• [Given entries]:
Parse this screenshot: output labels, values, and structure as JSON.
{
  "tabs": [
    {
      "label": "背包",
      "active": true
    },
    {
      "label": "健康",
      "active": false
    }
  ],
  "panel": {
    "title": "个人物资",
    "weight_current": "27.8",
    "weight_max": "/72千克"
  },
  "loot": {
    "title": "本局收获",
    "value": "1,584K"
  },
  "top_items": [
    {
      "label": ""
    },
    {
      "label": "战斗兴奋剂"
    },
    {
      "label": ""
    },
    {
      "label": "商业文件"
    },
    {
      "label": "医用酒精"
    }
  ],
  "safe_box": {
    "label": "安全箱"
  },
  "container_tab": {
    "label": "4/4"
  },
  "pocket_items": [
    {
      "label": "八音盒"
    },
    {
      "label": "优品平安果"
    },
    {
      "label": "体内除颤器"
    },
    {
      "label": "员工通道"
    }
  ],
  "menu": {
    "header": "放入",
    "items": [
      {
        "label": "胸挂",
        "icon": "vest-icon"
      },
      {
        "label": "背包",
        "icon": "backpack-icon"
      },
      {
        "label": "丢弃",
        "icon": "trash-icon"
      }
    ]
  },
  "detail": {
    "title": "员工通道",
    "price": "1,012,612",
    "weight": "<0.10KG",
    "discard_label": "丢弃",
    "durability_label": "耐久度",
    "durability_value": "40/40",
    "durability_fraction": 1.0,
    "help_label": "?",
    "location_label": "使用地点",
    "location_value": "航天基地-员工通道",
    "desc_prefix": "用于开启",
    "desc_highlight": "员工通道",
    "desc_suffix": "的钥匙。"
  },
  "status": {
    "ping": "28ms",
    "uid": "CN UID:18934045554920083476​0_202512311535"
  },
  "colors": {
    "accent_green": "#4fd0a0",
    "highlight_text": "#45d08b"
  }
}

• [To be done]: Copy down the material exactly as written.

• [Reply]:
Parse this screenshot: output labels, values, and structure as JSON.
{
  "tabs": [
    {
      "label": "背包",
      "active": true
    },
    {
      "label": "健康",
      "active": false
    }
  ],
  "panel": {
    "title": "个人物资",
    "weight_current": "27.8",
    "weight_max": "/72千克"
  },
  "loot": {
    "title": "本局收获",
    "value": "1,584K"
  },
  "top_items": [
    {
      "label": ""
    },
    {
      "label": "战斗兴奋剂"
    },
    {
      "label": ""
    },
    {
      "label": "商业文件"
    },
    {
      "label": "医用酒精"
    }
  ],
  "safe_box": {
    "label": "安全箱"
  },
  "container_tab": {
    "label": "4/4"
  },
  "pocket_items": [
    {
      "label": "八音盒"
    },
    {
      "label": "优品平安果"
    },
    {
      "label": "体内除颤器"
    },
    {
      "label": "员工通道"
    }
  ],
  "menu": {
    "header": "放入",
    "items": [
      {
        "label": "胸挂",
        "icon": "vest-icon"
      },
      {
        "label": "背包",
        "icon": "backpack-icon"
      },
      {
        "label": "丢弃",
        "icon": "trash-icon"
      }
    ]
  },
  "detail": {
    "title": "员工通道",
    "price": "1,012,612",
    "weight": "<0.10KG",
    "discard_label": "丢弃",
    "durability_label": "耐久度",
    "durability_value": "40/40",
    "durability_fraction": 1.0,
    "help_label": "?",
    "location_label": "使用地点",
    "location_value": "航天基地-员工通道",
    "desc_prefix": "用于开启",
    "desc_highlight": "员工通道",
    "desc_suffix": "的钥匙。"
  },
  "status": {
    "ping": "28ms",
    "uid": "CN UID:18934045554920083476​0_202512311535"
  },
  "colors": {
    "accent_green": "#4fd0a0",
    "highlight_text": "#45d08b"
  }
}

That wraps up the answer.